# WHAT IS BEING ASKED:
Go through the material and write it all out exactly, minus the pictures.

# PROVIDED RECORDS:
+===+
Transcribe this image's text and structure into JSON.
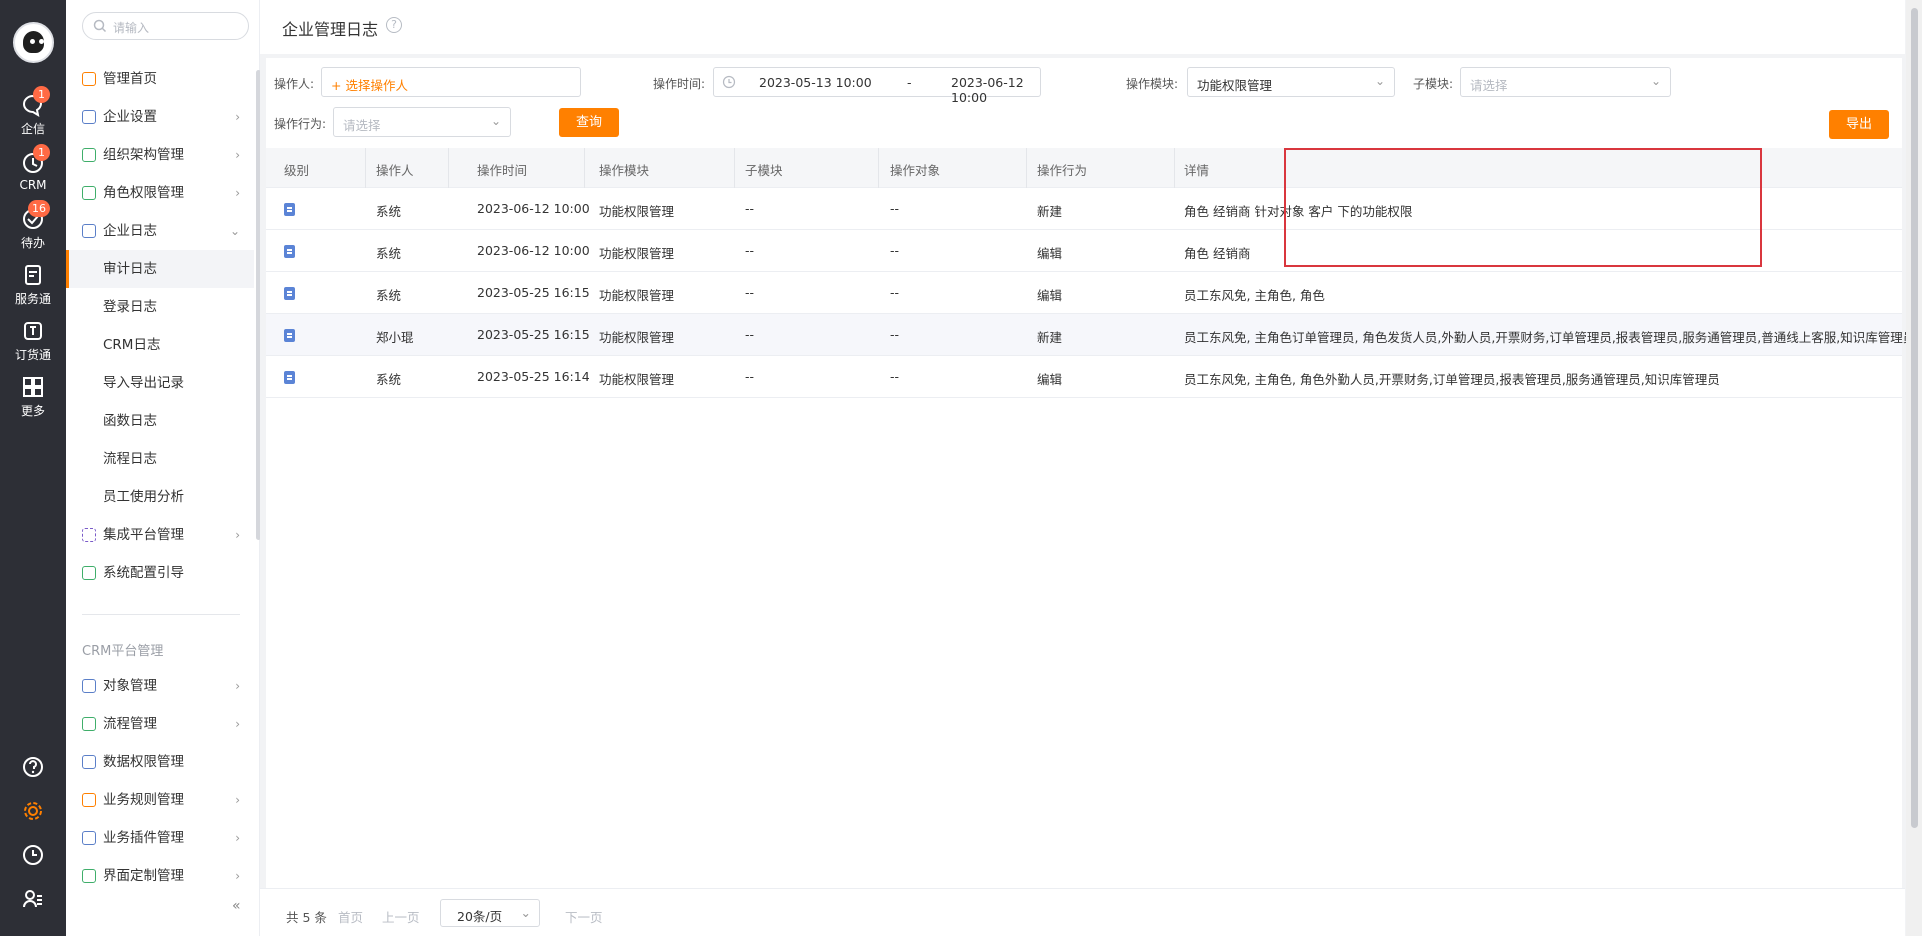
{
  "rail": {
    "items": [
      {
        "label": "企信",
        "icon": "chat-bubble-icon",
        "badge": "1"
      },
      {
        "label": "CRM",
        "icon": "clock-icon",
        "badge": "1"
      },
      {
        "label": "待办",
        "icon": "check-circle-icon",
        "badge": "16"
      },
      {
        "label": "服务通",
        "icon": "clipboard-icon",
        "badge": ""
      },
      {
        "label": "订货通",
        "icon": "order-icon",
        "badge": ""
      },
      {
        "label": "更多",
        "icon": "grid-icon",
        "badge": ""
      }
    ],
    "bottom": [
      "help-icon",
      "gear-icon",
      "history-icon",
      "user-list-icon"
    ],
    "accent": "#ff8000"
  },
  "sidebar": {
    "search_placeholder": "请输入",
    "items": [
      {
        "label": "管理首页",
        "arrow": ""
      },
      {
        "label": "企业设置",
        "arrow": "›"
      },
      {
        "label": "组织架构管理",
        "arrow": "›"
      },
      {
        "label": "角色权限管理",
        "arrow": "›"
      },
      {
        "label": "企业日志",
        "arrow": "⌄"
      }
    ],
    "subitems": [
      "审计日志",
      "登录日志",
      "CRM日志",
      "导入导出记录",
      "函数日志",
      "流程日志",
      "员工使用分析"
    ],
    "items2": [
      {
        "label": "集成平台管理",
        "arrow": "›"
      },
      {
        "label": "系统配置引导",
        "arrow": ""
      }
    ],
    "section_title": "CRM平台管理",
    "crm_items": [
      {
        "label": "对象管理",
        "arrow": "›"
      },
      {
        "label": "流程管理",
        "arrow": "›"
      },
      {
        "label": "数据权限管理",
        "arrow": ""
      },
      {
        "label": "业务规则管理",
        "arrow": "›"
      },
      {
        "label": "业务插件管理",
        "arrow": "›"
      },
      {
        "label": "界面定制管理",
        "arrow": "›"
      }
    ],
    "collapse": "«"
  },
  "page": {
    "title": "企业管理日志",
    "help": "?"
  },
  "filters": {
    "operator_label": "操作人:",
    "operator_value": "+ 选择操作人",
    "time_label": "操作时间:",
    "time_start": "2023-05-13 10:00",
    "time_sep": "-",
    "time_end": "2023-06-12 10:00",
    "module_label": "操作模块:",
    "module_value": "功能权限管理",
    "submodule_label": "子模块:",
    "submodule_placeholder": "请选择",
    "action_label": "操作行为:",
    "action_placeholder": "请选择",
    "query_button": "查询",
    "export_button": "导出"
  },
  "table": {
    "headers": [
      "级别",
      "操作人",
      "操作时间",
      "操作模块",
      "子模块",
      "操作对象",
      "操作行为",
      "详情"
    ],
    "rows": [
      {
        "operator": "系统",
        "time": "2023-06-12 10:00",
        "module": "功能权限管理",
        "submodule": "--",
        "object": "--",
        "action": "新建",
        "detail": "角色 经销商 针对对象 客户 下的功能权限"
      },
      {
        "operator": "系统",
        "time": "2023-06-12 10:00",
        "module": "功能权限管理",
        "submodule": "--",
        "object": "--",
        "action": "编辑",
        "detail": "角色 经销商"
      },
      {
        "operator": "系统",
        "time": "2023-05-25 16:15",
        "module": "功能权限管理",
        "submodule": "--",
        "object": "--",
        "action": "编辑",
        "detail": "员工东风免, 主角色, 角色"
      },
      {
        "operator": "郑小琨",
        "time": "2023-05-25 16:15",
        "module": "功能权限管理",
        "submodule": "--",
        "object": "--",
        "action": "新建",
        "detail": "员工东风免, 主角色订单管理员, 角色发货人员,外勤人员,开票财务,订单管理员,报表管理员,服务通管理员,普通线上客服,知识库管理员"
      },
      {
        "operator": "系统",
        "time": "2023-05-25 16:14",
        "module": "功能权限管理",
        "submodule": "--",
        "object": "--",
        "action": "编辑",
        "detail": "员工东风免, 主角色, 角色外勤人员,开票财务,订单管理员,报表管理员,服务通管理员,知识库管理员"
      }
    ]
  },
  "pager": {
    "total": "共 5 条",
    "first": "首页",
    "prev": "上一页",
    "page_size": "20条/页",
    "next": "下一页"
  }
}
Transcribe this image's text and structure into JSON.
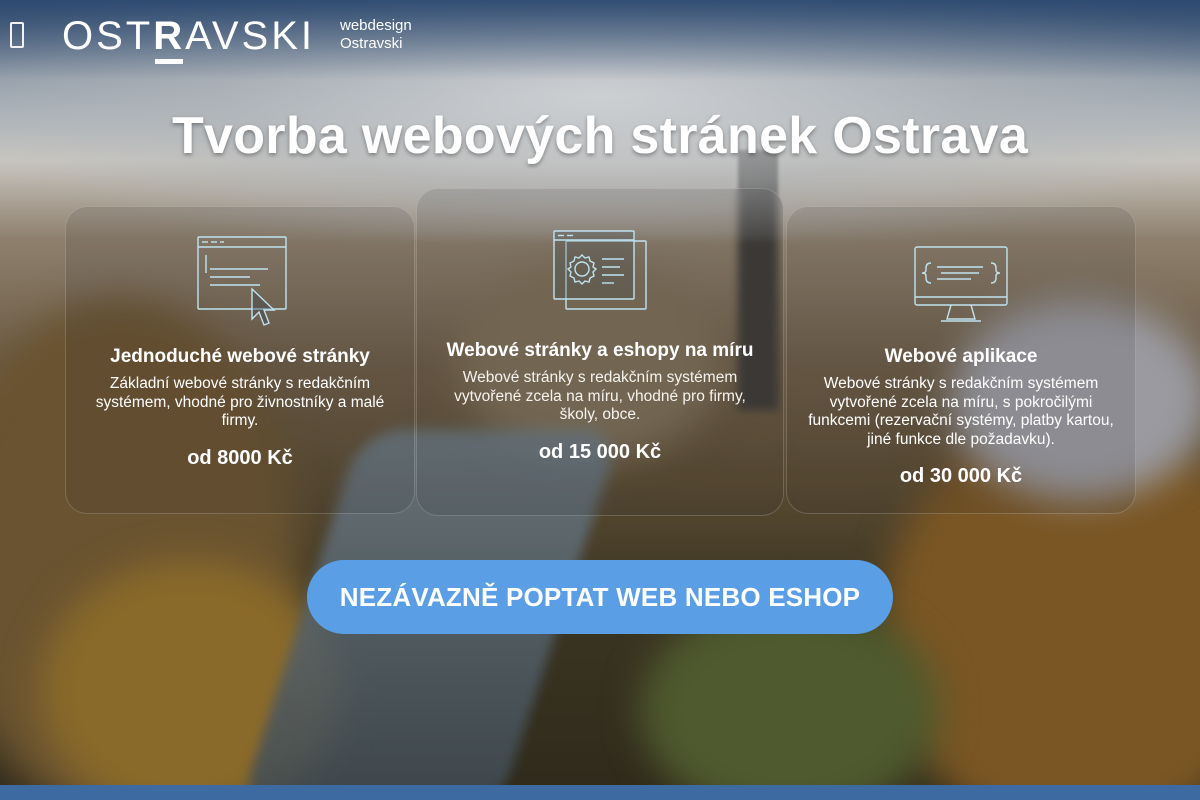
{
  "header": {
    "menu_icon": "hamburger-menu-icon",
    "logo": {
      "text_before": "OST",
      "text_highlight": "R",
      "text_after": "AVSKI"
    },
    "tagline_line1": "webdesign",
    "tagline_line2": "Ostravski"
  },
  "hero": {
    "title": "Tvorba webových stránek Ostrava"
  },
  "cards": [
    {
      "icon": "browser-cursor-icon",
      "title": "Jednoduché webové stránky",
      "description": "Základní webové stránky s redakčním systémem, vhodné pro živnostníky a malé firmy.",
      "price": "od 8000 Kč"
    },
    {
      "icon": "browser-gear-icon",
      "title": "Webové stránky a eshopy na míru",
      "description": "Webové stránky s redakčním systémem vytvořené zcela na míru, vhodné pro firmy, školy, obce.",
      "price": "od 15 000 Kč"
    },
    {
      "icon": "monitor-code-icon",
      "title": "Webové aplikace",
      "description": "Webové stránky s redakčním systémem vytvořené zcela na míru, s pokročilými funkcemi (rezervační systémy, platby kartou, jiné funkce dle požadavku).",
      "price": "od 30 000 Kč"
    }
  ],
  "cta": {
    "label": "NEZÁVAZNĚ POPTAT WEB NEBO ESHOP"
  },
  "colors": {
    "cta_background": "#5a9ee6",
    "text": "#ffffff",
    "bottom_bar": "#3d6aa0",
    "icon_stroke": "#bfe3ef"
  }
}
+===+
# WRITTEN ANSWER:
Transcribe this image's text and structure into JSON.
{
  "rail": {
    "items": [
      {
        "label": "企信",
        "icon": "chat-bubble-icon",
        "badge": "1"
      },
      {
        "label": "CRM",
        "icon": "clock-icon",
        "badge": "1"
      },
      {
        "label": "待办",
        "icon": "check-circle-icon",
        "badge": "16"
      },
      {
        "label": "服务通",
        "icon": "clipboard-icon",
        "badge": ""
      },
      {
        "label": "订货通",
        "icon": "order-icon",
        "badge": ""
      },
      {
        "label": "更多",
        "icon": "grid-icon",
        "badge": ""
      }
    ],
    "bottom": [
      "help-icon",
      "gear-icon",
      "history-icon",
      "user-list-icon"
    ],
    "accent": "#ff8000"
  },
  "sidebar": {
    "search_placeholder": "请输入",
    "items": [
      {
        "label": "管理首页",
        "arrow": ""
      },
      {
        "label": "企业设置",
        "arrow": "›"
      },
      {
        "label": "组织架构管理",
        "arrow": "›"
      },
      {
        "label": "角色权限管理",
        "arrow": "›"
      },
      {
        "label": "企业日志",
        "arrow": "⌄"
      }
    ],
    "subitems": [
      "审计日志",
      "登录日志",
      "CRM日志",
      "导入导出记录",
      "函数日志",
      "流程日志",
      "员工使用分析"
    ],
    "items2": [
      {
        "label": "集成平台管理",
        "arrow": "›"
      },
      {
        "label": "系统配置引导",
        "arrow": ""
      }
    ],
    "section_title": "CRM平台管理",
    "crm_items": [
      {
        "label": "对象管理",
        "arrow": "›"
      },
      {
        "label": "流程管理",
        "arrow": "›"
      },
      {
        "label": "数据权限管理",
        "arrow": ""
      },
      {
        "label": "业务规则管理",
        "arrow": "›"
      },
      {
        "label": "业务插件管理",
        "arrow": "›"
      },
      {
        "label": "界面定制管理",
        "arrow": "›"
      }
    ],
    "collapse": "«"
  },
  "page": {
    "title": "企业管理日志",
    "help": "?"
  },
  "filters": {
    "operator_label": "操作人:",
    "operator_value": "+ 选择操作人",
    "time_label": "操作时间:",
    "time_start": "2023-05-13 10:00",
    "time_sep": "-",
    "time_end": "2023-06-12 10:00",
    "module_label": "操作模块:",
    "module_value": "功能权限管理",
    "submodule_label": "子模块:",
    "submodule_placeholder": "请选择",
    "action_label": "操作行为:",
    "action_placeholder": "请选择",
    "query_button": "查询",
    "export_button": "导出"
  },
  "table": {
    "headers": [
      "级别",
      "操作人",
      "操作时间",
      "操作模块",
      "子模块",
      "操作对象",
      "操作行为",
      "详情"
    ],
    "rows": [
      {
        "operator": "系统",
        "time": "2023-06-12 10:00",
        "module": "功能权限管理",
        "submodule": "--",
        "object": "--",
        "action": "新建",
        "detail": "角色 经销商 针对对象 客户 下的功能权限"
      },
      {
        "operator": "系统",
        "time": "2023-06-12 10:00",
        "module": "功能权限管理",
        "submodule": "--",
        "object": "--",
        "action": "编辑",
        "detail": "角色 经销商"
      },
      {
        "operator": "系统",
        "time": "2023-05-25 16:15",
        "module": "功能权限管理",
        "submodule": "--",
        "object": "--",
        "action": "编辑",
        "detail": "员工东风免, 主角色, 角色"
      },
      {
        "operator": "郑小琨",
        "time": "2023-05-25 16:15",
        "module": "功能权限管理",
        "submodule": "--",
        "object": "--",
        "action": "新建",
        "detail": "员工东风免, 主角色订单管理员, 角色发货人员,外勤人员,开票财务,订单管理员,报表管理员,服务通管理员,普通线上客服,知识库管理员"
      },
      {
        "operator": "系统",
        "time": "2023-05-25 16:14",
        "module": "功能权限管理",
        "submodule": "--",
        "object": "--",
        "action": "编辑",
        "detail": "员工东风免, 主角色, 角色外勤人员,开票财务,订单管理员,报表管理员,服务通管理员,知识库管理员"
      }
    ]
  },
  "pager": {
    "total": "共 5 条",
    "first": "首页",
    "prev": "上一页",
    "page_size": "20条/页",
    "next": "下一页"
  }
}
Transcribe this image's text and structure into JSON.
{
  "header": {
    "menu_icon": "hamburger-menu-icon",
    "logo": {
      "text_before": "OST",
      "text_highlight": "R",
      "text_after": "AVSKI"
    },
    "tagline_line1": "webdesign",
    "tagline_line2": "Ostravski"
  },
  "hero": {
    "title": "Tvorba webových stránek Ostrava"
  },
  "cards": [
    {
      "icon": "browser-cursor-icon",
      "title": "Jednoduché webové stránky",
      "description": "Základní webové stránky s redakčním systémem, vhodné pro živnostníky a malé firmy.",
      "price": "od 8000 Kč"
    },
    {
      "icon": "browser-gear-icon",
      "title": "Webové stránky a eshopy na míru",
      "description": "Webové stránky s redakčním systémem vytvořené zcela na míru, vhodné pro firmy, školy, obce.",
      "price": "od 15 000 Kč"
    },
    {
      "icon": "monitor-code-icon",
      "title": "Webové aplikace",
      "description": "Webové stránky s redakčním systémem vytvořené zcela na míru, s pokročilými funkcemi (rezervační systémy, platby kartou, jiné funkce dle požadavku).",
      "price": "od 30 000 Kč"
    }
  ],
  "cta": {
    "label": "NEZÁVAZNĚ POPTAT WEB NEBO ESHOP"
  },
  "colors": {
    "cta_background": "#5a9ee6",
    "text": "#ffffff",
    "bottom_bar": "#3d6aa0",
    "icon_stroke": "#bfe3ef"
  }
}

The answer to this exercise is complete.